Directive -
Repeat each line word for word.

Figure record extracts -

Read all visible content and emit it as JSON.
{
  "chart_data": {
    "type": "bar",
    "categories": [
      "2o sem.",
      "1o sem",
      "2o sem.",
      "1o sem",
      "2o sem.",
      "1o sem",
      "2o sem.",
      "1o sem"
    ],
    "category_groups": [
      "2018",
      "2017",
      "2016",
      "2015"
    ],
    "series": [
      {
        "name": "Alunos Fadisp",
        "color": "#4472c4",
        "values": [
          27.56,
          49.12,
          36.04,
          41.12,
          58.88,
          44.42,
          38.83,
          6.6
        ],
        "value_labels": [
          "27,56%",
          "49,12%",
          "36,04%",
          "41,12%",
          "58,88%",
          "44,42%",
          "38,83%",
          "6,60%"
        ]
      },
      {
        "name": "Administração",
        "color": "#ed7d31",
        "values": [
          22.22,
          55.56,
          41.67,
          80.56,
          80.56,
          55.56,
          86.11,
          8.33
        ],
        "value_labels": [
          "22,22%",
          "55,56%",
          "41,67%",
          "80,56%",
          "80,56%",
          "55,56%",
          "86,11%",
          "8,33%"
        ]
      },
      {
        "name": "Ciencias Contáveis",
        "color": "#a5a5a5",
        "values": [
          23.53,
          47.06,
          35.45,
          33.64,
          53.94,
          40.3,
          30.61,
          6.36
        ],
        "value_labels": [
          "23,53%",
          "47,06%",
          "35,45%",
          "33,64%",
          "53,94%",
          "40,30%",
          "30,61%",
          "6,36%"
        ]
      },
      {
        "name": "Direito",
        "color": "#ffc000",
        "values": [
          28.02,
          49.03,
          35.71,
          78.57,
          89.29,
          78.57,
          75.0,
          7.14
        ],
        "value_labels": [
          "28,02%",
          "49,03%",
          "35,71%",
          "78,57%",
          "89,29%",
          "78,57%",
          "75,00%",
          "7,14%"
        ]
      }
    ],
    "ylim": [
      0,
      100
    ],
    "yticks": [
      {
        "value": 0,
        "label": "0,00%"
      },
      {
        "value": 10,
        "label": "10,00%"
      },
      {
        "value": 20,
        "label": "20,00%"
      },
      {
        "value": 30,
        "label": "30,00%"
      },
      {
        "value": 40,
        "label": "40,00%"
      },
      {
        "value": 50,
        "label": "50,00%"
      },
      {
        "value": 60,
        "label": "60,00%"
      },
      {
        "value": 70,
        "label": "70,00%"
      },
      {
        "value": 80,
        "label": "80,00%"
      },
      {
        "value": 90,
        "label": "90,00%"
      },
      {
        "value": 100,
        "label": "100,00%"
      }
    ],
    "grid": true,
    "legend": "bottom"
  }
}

Exercise answer -
Read all visible content and emit it as JSON.
{
  "chart_data": {
    "type": "bar",
    "categories": [
      "2o sem.",
      "1o sem",
      "2o sem.",
      "1o sem",
      "2o sem.",
      "1o sem",
      "2o sem.",
      "1o sem"
    ],
    "category_groups": [
      "2018",
      "2017",
      "2016",
      "2015"
    ],
    "series": [
      {
        "name": "Alunos Fadisp",
        "color": "#4472c4",
        "values": [
          27.56,
          49.12,
          36.04,
          41.12,
          58.88,
          44.42,
          38.83,
          6.6
        ],
        "value_labels": [
          "27,56%",
          "49,12%",
          "36,04%",
          "41,12%",
          "58,88%",
          "44,42%",
          "38,83%",
          "6,60%"
        ]
      },
      {
        "name": "Administração",
        "color": "#ed7d31",
        "values": [
          22.22,
          55.56,
          41.67,
          80.56,
          80.56,
          55.56,
          86.11,
          8.33
        ],
        "value_labels": [
          "22,22%",
          "55,56%",
          "41,67%",
          "80,56%",
          "80,56%",
          "55,56%",
          "86,11%",
          "8,33%"
        ]
      },
      {
        "name": "Ciencias Contáveis",
        "color": "#a5a5a5",
        "values": [
          23.53,
          47.06,
          35.45,
          33.64,
          53.94,
          40.3,
          30.61,
          6.36
        ],
        "value_labels": [
          "23,53%",
          "47,06%",
          "35,45%",
          "33,64%",
          "53,94%",
          "40,30%",
          "30,61%",
          "6,36%"
        ]
      },
      {
        "name": "Direito",
        "color": "#ffc000",
        "values": [
          28.02,
          49.03,
          35.71,
          78.57,
          89.29,
          78.57,
          75.0,
          7.14
        ],
        "value_labels": [
          "28,02%",
          "49,03%",
          "35,71%",
          "78,57%",
          "89,29%",
          "78,57%",
          "75,00%",
          "7,14%"
        ]
      }
    ],
    "ylim": [
      0,
      100
    ],
    "yticks": [
      {
        "value": 0,
        "label": "0,00%"
      },
      {
        "value": 10,
        "label": "10,00%"
      },
      {
        "value": 20,
        "label": "20,00%"
      },
      {
        "value": 30,
        "label": "30,00%"
      },
      {
        "value": 40,
        "label": "40,00%"
      },
      {
        "value": 50,
        "label": "50,00%"
      },
      {
        "value": 60,
        "label": "60,00%"
      },
      {
        "value": 70,
        "label": "70,00%"
      },
      {
        "value": 80,
        "label": "80,00%"
      },
      {
        "value": 90,
        "label": "90,00%"
      },
      {
        "value": 100,
        "label": "100,00%"
      }
    ],
    "grid": true,
    "legend": "bottom"
  }
}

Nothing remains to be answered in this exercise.